**Exercise description**
Gather up the lines that contain "pptv".

**Dataset extract**
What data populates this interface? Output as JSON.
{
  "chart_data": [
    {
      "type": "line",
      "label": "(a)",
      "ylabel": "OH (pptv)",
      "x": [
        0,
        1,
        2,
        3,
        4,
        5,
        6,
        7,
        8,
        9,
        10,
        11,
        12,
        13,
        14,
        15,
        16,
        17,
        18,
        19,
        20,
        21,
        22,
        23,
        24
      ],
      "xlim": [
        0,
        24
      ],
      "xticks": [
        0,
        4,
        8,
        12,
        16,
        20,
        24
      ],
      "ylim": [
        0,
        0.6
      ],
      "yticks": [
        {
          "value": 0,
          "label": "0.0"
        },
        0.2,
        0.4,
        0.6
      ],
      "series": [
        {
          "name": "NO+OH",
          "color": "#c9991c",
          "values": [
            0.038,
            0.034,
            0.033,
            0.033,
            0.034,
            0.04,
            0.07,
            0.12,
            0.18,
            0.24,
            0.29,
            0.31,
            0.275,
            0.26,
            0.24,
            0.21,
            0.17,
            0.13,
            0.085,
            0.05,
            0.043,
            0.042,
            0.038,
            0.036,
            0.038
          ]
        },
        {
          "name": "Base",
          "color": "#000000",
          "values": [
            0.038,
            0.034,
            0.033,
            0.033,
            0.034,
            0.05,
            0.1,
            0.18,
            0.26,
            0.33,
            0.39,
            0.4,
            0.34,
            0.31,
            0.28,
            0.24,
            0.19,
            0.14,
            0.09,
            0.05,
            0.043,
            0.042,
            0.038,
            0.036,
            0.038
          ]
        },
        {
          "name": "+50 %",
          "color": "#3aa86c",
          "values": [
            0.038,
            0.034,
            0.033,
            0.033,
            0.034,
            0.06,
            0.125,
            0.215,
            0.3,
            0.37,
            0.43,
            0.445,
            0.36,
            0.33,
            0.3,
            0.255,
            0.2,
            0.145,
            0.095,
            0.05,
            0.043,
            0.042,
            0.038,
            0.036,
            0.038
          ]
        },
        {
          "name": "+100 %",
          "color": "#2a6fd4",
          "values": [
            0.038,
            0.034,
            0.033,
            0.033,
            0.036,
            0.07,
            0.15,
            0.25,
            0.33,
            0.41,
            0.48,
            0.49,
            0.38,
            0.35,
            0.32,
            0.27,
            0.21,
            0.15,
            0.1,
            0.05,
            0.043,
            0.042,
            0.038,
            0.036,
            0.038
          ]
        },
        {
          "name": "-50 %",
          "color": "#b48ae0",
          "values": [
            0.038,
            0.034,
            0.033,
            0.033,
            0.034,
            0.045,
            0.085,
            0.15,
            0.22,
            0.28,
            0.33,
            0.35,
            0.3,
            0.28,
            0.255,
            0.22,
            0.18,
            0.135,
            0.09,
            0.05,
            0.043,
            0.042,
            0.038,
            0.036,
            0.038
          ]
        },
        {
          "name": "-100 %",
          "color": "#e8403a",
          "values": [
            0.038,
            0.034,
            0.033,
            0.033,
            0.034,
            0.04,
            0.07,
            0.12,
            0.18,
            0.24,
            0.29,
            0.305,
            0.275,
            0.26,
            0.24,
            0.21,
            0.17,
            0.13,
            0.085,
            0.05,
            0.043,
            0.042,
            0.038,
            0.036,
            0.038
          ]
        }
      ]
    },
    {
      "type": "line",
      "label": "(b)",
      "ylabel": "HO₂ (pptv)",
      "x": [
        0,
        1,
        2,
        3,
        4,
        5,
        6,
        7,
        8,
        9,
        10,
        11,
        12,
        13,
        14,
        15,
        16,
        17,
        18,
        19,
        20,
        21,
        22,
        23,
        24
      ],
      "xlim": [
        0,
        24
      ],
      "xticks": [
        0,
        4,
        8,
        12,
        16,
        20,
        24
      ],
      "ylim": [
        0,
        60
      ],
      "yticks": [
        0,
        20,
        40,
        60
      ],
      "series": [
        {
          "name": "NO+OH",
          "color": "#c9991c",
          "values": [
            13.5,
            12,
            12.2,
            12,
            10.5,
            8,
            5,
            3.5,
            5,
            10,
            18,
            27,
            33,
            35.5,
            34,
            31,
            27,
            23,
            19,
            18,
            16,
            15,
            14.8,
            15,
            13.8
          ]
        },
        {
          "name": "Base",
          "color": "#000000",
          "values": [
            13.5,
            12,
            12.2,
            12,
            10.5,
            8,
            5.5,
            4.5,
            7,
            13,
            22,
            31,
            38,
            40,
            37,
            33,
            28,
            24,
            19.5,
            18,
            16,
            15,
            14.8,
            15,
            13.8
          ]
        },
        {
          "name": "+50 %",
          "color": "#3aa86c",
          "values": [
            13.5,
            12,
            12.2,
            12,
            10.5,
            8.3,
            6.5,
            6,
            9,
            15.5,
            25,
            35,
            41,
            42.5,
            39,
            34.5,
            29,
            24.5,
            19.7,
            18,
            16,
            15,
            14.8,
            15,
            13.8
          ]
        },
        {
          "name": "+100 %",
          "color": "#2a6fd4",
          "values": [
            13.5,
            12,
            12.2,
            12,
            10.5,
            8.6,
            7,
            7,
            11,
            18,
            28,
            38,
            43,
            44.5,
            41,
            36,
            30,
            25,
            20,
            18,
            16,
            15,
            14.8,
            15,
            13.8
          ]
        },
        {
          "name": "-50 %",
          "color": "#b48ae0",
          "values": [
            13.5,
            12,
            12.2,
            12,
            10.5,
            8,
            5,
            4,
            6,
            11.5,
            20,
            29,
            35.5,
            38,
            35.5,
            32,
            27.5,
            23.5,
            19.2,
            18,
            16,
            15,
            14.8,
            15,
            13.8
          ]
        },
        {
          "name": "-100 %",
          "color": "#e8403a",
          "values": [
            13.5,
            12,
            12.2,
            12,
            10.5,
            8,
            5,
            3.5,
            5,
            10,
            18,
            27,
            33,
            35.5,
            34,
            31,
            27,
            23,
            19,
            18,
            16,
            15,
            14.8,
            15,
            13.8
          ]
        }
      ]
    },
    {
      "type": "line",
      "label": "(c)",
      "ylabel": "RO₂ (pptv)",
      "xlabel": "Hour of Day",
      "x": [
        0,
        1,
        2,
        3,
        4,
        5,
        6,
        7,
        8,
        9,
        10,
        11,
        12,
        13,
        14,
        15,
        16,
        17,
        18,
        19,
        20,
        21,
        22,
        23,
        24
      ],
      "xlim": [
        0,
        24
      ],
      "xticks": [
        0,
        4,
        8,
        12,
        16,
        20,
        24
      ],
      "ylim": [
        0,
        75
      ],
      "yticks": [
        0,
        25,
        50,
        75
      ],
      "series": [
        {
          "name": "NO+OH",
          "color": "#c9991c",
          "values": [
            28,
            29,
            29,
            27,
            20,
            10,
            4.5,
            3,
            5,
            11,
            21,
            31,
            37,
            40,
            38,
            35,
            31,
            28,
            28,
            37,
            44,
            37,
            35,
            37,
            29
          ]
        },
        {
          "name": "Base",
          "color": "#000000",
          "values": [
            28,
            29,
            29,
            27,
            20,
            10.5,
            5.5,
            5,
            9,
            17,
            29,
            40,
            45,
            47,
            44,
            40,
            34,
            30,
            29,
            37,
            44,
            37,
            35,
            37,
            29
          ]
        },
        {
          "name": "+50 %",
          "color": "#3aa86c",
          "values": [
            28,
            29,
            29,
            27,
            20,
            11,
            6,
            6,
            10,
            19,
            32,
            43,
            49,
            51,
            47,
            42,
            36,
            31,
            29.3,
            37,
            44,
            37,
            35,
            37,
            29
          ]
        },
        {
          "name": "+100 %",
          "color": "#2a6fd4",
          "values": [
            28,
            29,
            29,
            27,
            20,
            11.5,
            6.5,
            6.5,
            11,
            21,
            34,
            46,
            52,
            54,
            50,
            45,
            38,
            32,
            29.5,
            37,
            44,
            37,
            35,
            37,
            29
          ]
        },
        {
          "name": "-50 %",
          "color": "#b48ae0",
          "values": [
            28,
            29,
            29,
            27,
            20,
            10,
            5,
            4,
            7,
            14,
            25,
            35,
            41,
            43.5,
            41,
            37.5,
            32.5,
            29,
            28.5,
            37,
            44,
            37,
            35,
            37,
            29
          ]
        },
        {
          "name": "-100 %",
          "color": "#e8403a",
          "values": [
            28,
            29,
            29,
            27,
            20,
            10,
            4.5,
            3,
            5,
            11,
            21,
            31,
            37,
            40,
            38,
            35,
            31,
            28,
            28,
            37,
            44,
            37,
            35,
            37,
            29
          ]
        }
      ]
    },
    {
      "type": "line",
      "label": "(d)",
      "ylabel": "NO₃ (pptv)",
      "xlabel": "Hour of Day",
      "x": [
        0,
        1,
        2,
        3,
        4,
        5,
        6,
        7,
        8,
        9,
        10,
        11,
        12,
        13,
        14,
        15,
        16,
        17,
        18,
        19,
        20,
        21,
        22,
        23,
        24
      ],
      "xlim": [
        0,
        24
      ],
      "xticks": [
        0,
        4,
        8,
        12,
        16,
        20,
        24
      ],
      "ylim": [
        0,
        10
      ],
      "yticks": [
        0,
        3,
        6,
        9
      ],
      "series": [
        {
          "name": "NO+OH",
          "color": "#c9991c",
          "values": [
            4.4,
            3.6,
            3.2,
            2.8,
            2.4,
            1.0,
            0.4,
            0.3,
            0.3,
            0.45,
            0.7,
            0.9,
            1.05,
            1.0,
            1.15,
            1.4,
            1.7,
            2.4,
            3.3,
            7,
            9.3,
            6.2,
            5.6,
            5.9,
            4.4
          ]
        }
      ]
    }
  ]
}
* * *
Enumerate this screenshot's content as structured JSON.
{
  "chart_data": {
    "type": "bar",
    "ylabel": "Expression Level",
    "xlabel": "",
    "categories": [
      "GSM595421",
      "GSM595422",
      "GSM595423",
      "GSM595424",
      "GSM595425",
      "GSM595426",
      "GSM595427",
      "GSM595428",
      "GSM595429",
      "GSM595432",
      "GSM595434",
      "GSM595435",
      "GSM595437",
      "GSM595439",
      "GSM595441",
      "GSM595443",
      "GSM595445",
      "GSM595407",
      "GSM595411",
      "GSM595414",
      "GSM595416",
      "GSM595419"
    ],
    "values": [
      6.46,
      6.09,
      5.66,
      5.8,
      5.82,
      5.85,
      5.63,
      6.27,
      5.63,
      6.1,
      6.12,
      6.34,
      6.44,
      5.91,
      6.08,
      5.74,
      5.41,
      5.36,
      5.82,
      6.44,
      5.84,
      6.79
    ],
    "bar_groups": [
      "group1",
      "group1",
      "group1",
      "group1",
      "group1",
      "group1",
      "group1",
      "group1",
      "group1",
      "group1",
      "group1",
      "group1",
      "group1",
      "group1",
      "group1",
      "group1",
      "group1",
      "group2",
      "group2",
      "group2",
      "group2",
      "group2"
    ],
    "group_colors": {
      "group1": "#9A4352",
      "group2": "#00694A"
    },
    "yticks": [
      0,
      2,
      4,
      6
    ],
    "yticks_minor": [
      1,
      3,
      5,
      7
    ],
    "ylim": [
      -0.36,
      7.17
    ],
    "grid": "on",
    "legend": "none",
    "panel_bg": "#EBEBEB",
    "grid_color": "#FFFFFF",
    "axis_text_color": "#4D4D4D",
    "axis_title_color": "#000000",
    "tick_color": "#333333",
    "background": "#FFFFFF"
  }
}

**Result of the exercise**
      "ylabel": "OH (pptv)",
      "ylabel": "HO₂ (pptv)",
      "ylabel": "RO₂ (pptv)",
      "ylabel": "NO₃ (pptv)",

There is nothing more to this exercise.